- Data excerpts:
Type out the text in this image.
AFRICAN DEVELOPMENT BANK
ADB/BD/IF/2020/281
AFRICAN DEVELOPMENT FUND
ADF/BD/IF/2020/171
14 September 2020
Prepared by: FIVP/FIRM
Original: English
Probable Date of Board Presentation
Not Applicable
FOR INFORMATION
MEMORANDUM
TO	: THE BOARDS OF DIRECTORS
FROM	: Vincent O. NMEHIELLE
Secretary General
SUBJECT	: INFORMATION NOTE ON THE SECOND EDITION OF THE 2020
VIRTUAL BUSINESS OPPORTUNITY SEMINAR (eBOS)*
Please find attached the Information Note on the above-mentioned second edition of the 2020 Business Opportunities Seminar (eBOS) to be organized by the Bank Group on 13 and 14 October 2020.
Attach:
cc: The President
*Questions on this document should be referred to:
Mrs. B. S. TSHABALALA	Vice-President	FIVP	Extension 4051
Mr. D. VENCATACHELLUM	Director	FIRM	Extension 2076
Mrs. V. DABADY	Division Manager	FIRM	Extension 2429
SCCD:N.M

- WHAT TO WORK ON: The word "DEVELOPMENT" may appear on some lines. Report how many lines hold it, giving the number alone.

- ANSWER TO THIS TASK: 2